Given records:
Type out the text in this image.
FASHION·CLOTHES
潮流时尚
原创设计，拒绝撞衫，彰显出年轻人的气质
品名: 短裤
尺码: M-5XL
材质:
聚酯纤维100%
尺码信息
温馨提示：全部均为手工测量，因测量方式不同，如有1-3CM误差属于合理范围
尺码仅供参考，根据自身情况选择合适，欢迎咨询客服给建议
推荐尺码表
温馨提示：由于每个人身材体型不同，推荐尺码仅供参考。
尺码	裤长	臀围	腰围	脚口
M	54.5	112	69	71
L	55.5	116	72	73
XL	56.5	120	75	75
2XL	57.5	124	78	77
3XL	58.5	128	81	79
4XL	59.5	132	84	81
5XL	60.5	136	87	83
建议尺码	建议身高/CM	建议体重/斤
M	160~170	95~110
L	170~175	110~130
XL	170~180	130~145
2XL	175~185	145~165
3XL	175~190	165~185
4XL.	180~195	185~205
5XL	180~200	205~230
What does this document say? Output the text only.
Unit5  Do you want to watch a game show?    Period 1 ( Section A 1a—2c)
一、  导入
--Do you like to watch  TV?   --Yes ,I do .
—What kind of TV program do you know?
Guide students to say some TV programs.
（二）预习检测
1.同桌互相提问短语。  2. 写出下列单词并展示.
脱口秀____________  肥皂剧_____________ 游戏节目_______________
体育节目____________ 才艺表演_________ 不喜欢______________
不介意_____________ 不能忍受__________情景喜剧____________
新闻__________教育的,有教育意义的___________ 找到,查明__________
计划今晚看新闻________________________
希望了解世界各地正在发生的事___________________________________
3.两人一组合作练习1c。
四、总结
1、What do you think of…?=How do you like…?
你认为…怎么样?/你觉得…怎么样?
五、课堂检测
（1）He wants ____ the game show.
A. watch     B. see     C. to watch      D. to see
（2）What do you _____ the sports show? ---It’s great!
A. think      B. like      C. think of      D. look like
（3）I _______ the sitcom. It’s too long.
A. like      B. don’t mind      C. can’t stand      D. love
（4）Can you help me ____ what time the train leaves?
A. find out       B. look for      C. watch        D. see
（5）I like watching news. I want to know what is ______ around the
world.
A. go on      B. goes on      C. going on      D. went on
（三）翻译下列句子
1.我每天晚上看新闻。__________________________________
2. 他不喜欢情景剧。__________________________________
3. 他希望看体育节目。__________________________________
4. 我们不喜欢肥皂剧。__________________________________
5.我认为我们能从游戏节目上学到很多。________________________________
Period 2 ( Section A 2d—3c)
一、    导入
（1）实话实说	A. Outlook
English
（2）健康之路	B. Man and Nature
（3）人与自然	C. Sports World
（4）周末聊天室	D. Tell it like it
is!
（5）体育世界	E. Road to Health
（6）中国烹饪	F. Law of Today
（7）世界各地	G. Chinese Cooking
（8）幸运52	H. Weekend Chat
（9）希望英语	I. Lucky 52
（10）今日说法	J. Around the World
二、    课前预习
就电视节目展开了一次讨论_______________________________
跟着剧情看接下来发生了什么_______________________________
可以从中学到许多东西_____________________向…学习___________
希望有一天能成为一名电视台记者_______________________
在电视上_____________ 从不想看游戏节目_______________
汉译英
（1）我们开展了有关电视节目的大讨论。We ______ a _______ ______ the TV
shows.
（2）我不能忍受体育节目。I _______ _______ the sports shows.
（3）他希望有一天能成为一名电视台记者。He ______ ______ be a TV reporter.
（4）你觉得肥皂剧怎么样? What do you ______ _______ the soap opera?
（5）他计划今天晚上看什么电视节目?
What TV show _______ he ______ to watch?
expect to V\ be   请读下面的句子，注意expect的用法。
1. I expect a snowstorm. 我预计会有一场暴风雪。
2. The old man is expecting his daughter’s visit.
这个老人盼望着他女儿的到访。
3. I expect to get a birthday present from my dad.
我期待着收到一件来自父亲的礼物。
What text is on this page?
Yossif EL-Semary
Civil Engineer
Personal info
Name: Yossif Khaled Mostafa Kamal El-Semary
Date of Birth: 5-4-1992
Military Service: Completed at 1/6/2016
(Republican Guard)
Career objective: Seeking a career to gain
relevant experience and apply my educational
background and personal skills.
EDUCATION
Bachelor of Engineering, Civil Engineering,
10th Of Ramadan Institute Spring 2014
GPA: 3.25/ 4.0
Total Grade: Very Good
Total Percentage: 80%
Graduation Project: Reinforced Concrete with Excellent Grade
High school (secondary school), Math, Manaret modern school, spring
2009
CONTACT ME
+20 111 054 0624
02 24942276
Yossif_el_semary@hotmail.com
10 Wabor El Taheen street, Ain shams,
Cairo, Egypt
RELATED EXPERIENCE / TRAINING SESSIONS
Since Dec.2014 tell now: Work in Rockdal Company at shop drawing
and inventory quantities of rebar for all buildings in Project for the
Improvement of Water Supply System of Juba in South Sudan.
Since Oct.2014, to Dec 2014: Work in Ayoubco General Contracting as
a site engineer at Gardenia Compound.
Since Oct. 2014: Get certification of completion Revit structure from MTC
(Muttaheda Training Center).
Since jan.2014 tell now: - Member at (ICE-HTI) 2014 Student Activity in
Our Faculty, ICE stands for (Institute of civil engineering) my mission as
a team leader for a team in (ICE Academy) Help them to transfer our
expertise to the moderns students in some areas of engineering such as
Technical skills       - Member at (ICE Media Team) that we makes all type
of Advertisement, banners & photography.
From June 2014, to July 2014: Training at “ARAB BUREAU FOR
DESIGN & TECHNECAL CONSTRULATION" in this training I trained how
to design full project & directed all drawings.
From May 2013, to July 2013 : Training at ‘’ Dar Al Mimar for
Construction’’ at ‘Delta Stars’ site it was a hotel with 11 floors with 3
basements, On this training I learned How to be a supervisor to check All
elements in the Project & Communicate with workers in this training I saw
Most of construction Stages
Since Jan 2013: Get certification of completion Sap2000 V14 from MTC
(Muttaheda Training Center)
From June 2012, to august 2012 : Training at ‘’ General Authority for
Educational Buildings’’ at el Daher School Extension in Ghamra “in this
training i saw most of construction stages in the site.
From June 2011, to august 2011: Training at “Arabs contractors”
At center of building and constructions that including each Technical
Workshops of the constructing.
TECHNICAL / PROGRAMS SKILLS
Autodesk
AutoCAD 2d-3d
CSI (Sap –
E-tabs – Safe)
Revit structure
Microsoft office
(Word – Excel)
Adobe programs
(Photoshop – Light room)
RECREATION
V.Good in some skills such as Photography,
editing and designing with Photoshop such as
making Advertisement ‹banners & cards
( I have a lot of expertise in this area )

Exercise description:
Restate all of the entries exactly, please.

Answer to this exercise:
Type out the text in this image.
FASHION·CLOTHES
潮流时尚
原创设计，拒绝撞衫，彰显出年轻人的气质
品名: 短裤
尺码: M-5XL
材质:
聚酯纤维100%
尺码信息
温馨提示：全部均为手工测量，因测量方式不同，如有1-3CM误差属于合理范围
尺码仅供参考，根据自身情况选择合适，欢迎咨询客服给建议
推荐尺码表
温馨提示：由于每个人身材体型不同，推荐尺码仅供参考。
尺码	裤长	臀围	腰围	脚口
M	54.5	112	69	71
L	55.5	116	72	73
XL	56.5	120	75	75
2XL	57.5	124	78	77
3XL	58.5	128	81	79
4XL	59.5	132	84	81
5XL	60.5	136	87	83
建议尺码	建议身高/CM	建议体重/斤
M	160~170	95~110
L	170~175	110~130
XL	170~180	130~145
2XL	175~185	145~165
3XL	175~190	165~185
4XL.	180~195	185~205
5XL	180~200	205~230
What does this document say? Output the text only.
Unit5  Do you want to watch a game show?    Period 1 ( Section A 1a—2c)
一、  导入
--Do you like to watch  TV?   --Yes ,I do .
—What kind of TV program do you know?
Guide students to say some TV programs.
（二）预习检测
1.同桌互相提问短语。  2. 写出下列单词并展示.
脱口秀____________  肥皂剧_____________ 游戏节目_______________
体育节目____________ 才艺表演_________ 不喜欢______________
不介意_____________ 不能忍受__________情景喜剧____________
新闻__________教育的,有教育意义的___________ 找到,查明__________
计划今晚看新闻________________________
希望了解世界各地正在发生的事___________________________________
3.两人一组合作练习1c。
四、总结
1、What do you think of…?=How do you like…?
你认为…怎么样?/你觉得…怎么样?
五、课堂检测
（1）He wants ____ the game show.
A. watch     B. see     C. to watch      D. to see
（2）What do you _____ the sports show? ---It’s great!
A. think      B. like      C. think of      D. look like
（3）I _______ the sitcom. It’s too long.
A. like      B. don’t mind      C. can’t stand      D. love
（4）Can you help me ____ what time the train leaves?
A. find out       B. look for      C. watch        D. see
（5）I like watching news. I want to know what is ______ around the
world.
A. go on      B. goes on      C. going on      D. went on
（三）翻译下列句子
1.我每天晚上看新闻。__________________________________
2. 他不喜欢情景剧。__________________________________
3. 他希望看体育节目。__________________________________
4. 我们不喜欢肥皂剧。__________________________________
5.我认为我们能从游戏节目上学到很多。________________________________
Period 2 ( Section A 2d—3c)
一、    导入
（1）实话实说	A. Outlook
English
（2）健康之路	B. Man and Nature
（3）人与自然	C. Sports World
（4）周末聊天室	D. Tell it like it
is!
（5）体育世界	E. Road to Health
（6）中国烹饪	F. Law of Today
（7）世界各地	G. Chinese Cooking
（8）幸运52	H. Weekend Chat
（9）希望英语	I. Lucky 52
（10）今日说法	J. Around the World
二、    课前预习
就电视节目展开了一次讨论_______________________________
跟着剧情看接下来发生了什么_______________________________
可以从中学到许多东西_____________________向…学习___________
希望有一天能成为一名电视台记者_______________________
在电视上_____________ 从不想看游戏节目_______________
汉译英
（1）我们开展了有关电视节目的大讨论。We ______ a _______ ______ the TV
shows.
（2）我不能忍受体育节目。I _______ _______ the sports shows.
（3）他希望有一天能成为一名电视台记者。He ______ ______ be a TV reporter.
（4）你觉得肥皂剧怎么样? What do you ______ _______ the soap opera?
（5）他计划今天晚上看什么电视节目?
What TV show _______ he ______ to watch?
expect to V\ be   请读下面的句子，注意expect的用法。
1. I expect a snowstorm. 我预计会有一场暴风雪。
2. The old man is expecting his daughter’s visit.
这个老人盼望着他女儿的到访。
3. I expect to get a birthday present from my dad.
我期待着收到一件来自父亲的礼物。
What text is on this page?
Yossif EL-Semary
Civil Engineer
Personal info
Name: Yossif Khaled Mostafa Kamal El-Semary
Date of Birth: 5-4-1992
Military Service: Completed at 1/6/2016
(Republican Guard)
Career objective: Seeking a career to gain
relevant experience and apply my educational
background and personal skills.
EDUCATION
Bachelor of Engineering, Civil Engineering,
10th Of Ramadan Institute Spring 2014
GPA: 3.25/ 4.0
Total Grade: Very Good
Total Percentage: 80%
Graduation Project: Reinforced Concrete with Excellent Grade
High school (secondary school), Math, Manaret modern school, spring
2009
CONTACT ME
+20 111 054 0624
02 24942276
Yossif_el_semary@hotmail.com
10 Wabor El Taheen street, Ain shams,
Cairo, Egypt
RELATED EXPERIENCE / TRAINING SESSIONS
Since Dec.2014 tell now: Work in Rockdal Company at shop drawing
and inventory quantities of rebar for all buildings in Project for the
Improvement of Water Supply System of Juba in South Sudan.
Since Oct.2014, to Dec 2014: Work in Ayoubco General Contracting as
a site engineer at Gardenia Compound.
Since Oct. 2014: Get certification of completion Revit structure from MTC
(Muttaheda Training Center).
Since jan.2014 tell now: - Member at (ICE-HTI) 2014 Student Activity in
Our Faculty, ICE stands for (Institute of civil engineering) my mission as
a team leader for a team in (ICE Academy) Help them to transfer our
expertise to the moderns students in some areas of engineering such as
Technical skills       - Member at (ICE Media Team) that we makes all type
of Advertisement, banners & photography.
From June 2014, to July 2014: Training at “ARAB BUREAU FOR
DESIGN & TECHNECAL CONSTRULATION" in this training I trained how
to design full project & directed all drawings.
From May 2013, to July 2013 : Training at ‘’ Dar Al Mimar for
Construction’’ at ‘Delta Stars’ site it was a hotel with 11 floors with 3
basements, On this training I learned How to be a supervisor to check All
elements in the Project & Communicate with workers in this training I saw
Most of construction Stages
Since Jan 2013: Get certification of completion Sap2000 V14 from MTC
(Muttaheda Training Center)
From June 2012, to august 2012 : Training at ‘’ General Authority for
Educational Buildings’’ at el Daher School Extension in Ghamra “in this
training i saw most of construction stages in the site.
From June 2011, to august 2011: Training at “Arabs contractors”
At center of building and constructions that including each Technical
Workshops of the constructing.
TECHNICAL / PROGRAMS SKILLS
Autodesk
AutoCAD 2d-3d
CSI (Sap –
E-tabs – Safe)
Revit structure
Microsoft office
(Word – Excel)
Adobe programs
(Photoshop – Light room)
RECREATION
V.Good in some skills such as Photography,
editing and designing with Photoshop such as
making Advertisement ‹banners & cards
( I have a lot of expertise in this area )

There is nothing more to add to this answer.